[Data items]
## start

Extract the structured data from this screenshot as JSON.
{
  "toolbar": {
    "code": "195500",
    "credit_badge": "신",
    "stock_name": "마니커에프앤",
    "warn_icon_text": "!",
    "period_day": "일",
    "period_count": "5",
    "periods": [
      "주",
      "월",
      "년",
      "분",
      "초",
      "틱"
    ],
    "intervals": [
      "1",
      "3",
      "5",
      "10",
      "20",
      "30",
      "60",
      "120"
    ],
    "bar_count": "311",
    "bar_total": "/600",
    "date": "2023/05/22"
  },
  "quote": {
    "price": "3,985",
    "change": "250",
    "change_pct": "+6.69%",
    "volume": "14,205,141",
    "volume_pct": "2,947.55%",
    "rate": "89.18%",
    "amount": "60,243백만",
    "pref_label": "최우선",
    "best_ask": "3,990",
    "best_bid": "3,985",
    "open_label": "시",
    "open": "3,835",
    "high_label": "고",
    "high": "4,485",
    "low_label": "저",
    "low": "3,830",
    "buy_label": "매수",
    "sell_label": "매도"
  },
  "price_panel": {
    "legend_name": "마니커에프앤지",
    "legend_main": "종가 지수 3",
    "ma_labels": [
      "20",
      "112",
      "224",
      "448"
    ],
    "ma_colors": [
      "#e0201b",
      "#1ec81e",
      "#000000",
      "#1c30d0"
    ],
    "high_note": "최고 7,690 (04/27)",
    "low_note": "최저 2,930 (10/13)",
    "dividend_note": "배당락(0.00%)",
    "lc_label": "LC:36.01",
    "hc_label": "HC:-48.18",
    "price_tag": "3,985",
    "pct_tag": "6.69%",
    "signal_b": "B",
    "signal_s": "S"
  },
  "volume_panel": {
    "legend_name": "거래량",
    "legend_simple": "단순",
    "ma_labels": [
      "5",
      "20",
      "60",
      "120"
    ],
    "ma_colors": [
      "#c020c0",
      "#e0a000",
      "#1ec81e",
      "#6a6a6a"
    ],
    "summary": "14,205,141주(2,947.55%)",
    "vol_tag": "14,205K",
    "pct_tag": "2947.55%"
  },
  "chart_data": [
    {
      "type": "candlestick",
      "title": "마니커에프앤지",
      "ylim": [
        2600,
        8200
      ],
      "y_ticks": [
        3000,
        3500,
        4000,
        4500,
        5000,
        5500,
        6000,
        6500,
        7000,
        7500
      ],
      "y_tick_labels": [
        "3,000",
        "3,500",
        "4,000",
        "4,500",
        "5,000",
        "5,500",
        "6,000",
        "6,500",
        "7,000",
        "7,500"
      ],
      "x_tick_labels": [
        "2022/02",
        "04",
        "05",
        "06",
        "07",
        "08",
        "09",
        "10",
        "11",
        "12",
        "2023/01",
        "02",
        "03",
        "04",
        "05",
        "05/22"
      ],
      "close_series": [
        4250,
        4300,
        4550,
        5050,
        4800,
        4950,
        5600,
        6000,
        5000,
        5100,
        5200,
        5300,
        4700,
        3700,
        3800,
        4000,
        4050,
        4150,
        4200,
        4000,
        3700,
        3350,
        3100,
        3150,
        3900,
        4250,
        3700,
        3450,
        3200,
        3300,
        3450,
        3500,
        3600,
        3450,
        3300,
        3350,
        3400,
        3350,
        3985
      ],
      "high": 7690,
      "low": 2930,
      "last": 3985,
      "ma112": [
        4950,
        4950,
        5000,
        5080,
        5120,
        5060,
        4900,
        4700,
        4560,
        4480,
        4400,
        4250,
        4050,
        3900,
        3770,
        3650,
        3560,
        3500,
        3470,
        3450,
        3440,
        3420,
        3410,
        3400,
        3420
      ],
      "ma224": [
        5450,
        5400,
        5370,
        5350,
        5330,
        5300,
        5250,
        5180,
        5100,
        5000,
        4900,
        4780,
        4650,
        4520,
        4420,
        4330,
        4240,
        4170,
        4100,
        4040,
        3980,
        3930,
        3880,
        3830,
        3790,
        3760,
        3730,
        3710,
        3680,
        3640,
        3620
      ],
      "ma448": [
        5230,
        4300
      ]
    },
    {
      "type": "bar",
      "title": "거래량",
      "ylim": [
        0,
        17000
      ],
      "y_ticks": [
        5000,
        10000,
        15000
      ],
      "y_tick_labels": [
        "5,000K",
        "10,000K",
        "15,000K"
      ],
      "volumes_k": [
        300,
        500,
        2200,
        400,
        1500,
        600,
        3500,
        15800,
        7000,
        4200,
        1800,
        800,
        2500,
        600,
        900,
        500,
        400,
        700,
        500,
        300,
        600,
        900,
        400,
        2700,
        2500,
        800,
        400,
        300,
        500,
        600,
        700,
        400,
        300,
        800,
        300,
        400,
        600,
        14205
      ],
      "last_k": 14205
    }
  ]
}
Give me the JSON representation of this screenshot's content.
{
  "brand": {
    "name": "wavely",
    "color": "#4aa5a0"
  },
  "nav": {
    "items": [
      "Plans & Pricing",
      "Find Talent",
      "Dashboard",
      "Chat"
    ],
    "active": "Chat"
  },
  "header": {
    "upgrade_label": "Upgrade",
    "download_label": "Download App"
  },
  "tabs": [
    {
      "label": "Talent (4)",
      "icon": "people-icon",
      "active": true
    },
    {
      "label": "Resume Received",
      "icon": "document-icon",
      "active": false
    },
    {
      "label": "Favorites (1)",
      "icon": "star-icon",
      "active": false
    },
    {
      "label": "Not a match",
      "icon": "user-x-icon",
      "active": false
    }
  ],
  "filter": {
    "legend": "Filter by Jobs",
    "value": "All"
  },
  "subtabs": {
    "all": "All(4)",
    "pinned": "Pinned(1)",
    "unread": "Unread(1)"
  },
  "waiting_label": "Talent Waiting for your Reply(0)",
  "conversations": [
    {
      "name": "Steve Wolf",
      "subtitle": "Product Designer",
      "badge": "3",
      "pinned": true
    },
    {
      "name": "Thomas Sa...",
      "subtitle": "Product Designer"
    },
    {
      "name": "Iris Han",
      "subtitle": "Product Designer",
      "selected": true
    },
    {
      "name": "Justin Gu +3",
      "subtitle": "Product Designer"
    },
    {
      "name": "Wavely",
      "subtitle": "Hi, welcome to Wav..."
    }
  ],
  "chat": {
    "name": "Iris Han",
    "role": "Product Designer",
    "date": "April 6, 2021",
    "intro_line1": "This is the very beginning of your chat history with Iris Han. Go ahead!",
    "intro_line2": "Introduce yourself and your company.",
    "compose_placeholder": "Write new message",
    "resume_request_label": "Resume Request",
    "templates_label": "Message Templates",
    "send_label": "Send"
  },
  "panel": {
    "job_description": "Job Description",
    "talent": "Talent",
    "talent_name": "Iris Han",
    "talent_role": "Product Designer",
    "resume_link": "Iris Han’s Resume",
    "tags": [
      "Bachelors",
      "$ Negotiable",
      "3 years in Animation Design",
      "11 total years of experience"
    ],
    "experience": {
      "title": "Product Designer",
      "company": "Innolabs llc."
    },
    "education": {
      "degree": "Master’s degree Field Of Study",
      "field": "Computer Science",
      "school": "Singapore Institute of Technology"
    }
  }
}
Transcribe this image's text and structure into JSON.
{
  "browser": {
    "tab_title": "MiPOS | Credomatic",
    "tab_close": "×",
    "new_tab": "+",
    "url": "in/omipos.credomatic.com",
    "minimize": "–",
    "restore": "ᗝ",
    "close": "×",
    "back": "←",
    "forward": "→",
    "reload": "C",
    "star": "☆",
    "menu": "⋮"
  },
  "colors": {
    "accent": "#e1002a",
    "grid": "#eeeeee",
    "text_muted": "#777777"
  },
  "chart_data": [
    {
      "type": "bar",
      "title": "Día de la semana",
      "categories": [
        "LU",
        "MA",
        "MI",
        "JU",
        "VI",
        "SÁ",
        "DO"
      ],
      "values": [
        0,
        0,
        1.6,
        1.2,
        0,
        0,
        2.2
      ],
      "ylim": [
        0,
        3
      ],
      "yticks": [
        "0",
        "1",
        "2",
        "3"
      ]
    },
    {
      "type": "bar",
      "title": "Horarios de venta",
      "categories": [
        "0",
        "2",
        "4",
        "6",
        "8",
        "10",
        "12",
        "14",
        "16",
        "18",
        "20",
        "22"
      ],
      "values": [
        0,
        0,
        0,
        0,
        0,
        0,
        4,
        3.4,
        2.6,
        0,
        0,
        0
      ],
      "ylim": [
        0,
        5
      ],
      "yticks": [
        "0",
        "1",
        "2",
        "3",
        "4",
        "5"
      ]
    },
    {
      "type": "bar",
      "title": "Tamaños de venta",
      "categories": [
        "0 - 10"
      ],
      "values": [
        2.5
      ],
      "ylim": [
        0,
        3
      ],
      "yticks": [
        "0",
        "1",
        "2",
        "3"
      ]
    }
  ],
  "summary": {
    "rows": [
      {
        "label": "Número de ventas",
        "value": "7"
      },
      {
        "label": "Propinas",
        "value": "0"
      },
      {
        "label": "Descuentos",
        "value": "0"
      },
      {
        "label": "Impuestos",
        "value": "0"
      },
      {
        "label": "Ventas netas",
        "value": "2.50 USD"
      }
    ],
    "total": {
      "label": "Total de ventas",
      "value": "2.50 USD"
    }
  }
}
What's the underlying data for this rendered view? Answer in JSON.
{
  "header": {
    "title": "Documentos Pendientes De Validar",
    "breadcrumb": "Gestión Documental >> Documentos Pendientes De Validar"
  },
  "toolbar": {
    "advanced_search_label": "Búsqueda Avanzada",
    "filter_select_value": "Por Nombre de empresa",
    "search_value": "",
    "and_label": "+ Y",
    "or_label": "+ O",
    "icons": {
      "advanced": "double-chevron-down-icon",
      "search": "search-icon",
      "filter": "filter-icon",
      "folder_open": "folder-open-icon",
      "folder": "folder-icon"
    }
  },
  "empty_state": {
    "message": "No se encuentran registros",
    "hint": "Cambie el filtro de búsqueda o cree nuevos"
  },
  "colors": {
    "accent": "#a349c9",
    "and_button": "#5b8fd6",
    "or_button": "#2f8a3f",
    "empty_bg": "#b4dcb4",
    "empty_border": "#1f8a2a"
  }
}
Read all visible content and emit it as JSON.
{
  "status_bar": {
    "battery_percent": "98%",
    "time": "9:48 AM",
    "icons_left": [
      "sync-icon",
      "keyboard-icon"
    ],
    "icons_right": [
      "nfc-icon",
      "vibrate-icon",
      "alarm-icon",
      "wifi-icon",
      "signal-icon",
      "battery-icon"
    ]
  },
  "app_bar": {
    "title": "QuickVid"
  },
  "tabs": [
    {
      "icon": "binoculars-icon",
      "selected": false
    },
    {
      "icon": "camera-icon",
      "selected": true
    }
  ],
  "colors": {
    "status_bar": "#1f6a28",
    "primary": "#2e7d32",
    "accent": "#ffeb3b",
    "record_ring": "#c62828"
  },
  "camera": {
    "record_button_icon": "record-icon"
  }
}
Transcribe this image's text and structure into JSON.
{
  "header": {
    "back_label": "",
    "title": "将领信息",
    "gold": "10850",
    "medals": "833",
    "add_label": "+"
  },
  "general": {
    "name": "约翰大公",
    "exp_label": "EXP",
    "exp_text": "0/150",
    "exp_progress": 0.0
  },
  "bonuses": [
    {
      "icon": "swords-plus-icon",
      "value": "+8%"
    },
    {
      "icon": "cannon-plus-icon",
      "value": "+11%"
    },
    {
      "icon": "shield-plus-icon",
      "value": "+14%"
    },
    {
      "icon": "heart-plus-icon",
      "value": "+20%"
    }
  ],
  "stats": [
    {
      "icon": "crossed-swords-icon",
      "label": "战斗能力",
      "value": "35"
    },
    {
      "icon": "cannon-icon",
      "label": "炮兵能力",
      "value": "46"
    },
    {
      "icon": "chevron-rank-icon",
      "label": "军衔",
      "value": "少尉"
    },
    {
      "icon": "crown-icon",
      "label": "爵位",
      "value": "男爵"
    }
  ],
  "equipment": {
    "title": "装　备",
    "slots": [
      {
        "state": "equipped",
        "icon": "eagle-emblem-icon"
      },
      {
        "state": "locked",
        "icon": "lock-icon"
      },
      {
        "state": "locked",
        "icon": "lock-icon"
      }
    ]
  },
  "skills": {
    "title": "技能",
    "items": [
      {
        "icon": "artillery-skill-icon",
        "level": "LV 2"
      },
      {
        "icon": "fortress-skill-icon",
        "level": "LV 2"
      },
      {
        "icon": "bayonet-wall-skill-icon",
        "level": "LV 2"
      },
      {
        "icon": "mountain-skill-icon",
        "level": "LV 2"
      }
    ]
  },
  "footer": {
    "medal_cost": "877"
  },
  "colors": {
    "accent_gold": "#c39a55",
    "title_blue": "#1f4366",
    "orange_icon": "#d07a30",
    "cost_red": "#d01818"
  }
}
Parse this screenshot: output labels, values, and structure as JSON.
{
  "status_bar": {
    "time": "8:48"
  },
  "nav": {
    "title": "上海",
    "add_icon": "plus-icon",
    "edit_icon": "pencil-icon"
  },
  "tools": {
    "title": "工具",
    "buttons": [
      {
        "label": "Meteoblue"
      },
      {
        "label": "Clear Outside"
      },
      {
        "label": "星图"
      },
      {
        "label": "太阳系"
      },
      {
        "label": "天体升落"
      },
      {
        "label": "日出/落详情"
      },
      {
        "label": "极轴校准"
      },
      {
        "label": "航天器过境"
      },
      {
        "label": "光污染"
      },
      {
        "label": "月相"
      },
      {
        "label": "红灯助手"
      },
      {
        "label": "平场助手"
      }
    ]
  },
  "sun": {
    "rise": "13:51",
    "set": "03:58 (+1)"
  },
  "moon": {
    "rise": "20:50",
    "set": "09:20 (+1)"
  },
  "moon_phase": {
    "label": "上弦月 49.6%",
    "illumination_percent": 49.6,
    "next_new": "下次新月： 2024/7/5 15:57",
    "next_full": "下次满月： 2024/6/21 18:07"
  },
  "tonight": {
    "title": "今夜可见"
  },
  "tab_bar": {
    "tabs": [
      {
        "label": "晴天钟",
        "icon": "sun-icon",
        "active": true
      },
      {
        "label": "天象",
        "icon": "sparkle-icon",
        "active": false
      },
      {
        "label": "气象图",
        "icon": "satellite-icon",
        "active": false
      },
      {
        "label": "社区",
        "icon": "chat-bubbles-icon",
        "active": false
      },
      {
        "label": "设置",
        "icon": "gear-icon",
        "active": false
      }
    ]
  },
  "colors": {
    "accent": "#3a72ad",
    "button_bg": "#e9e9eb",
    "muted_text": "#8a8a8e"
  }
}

## end

- **Challenge**
Your answer should be a single number: how many lines of the material contain the word "cannon".

- **Solved exercise**
2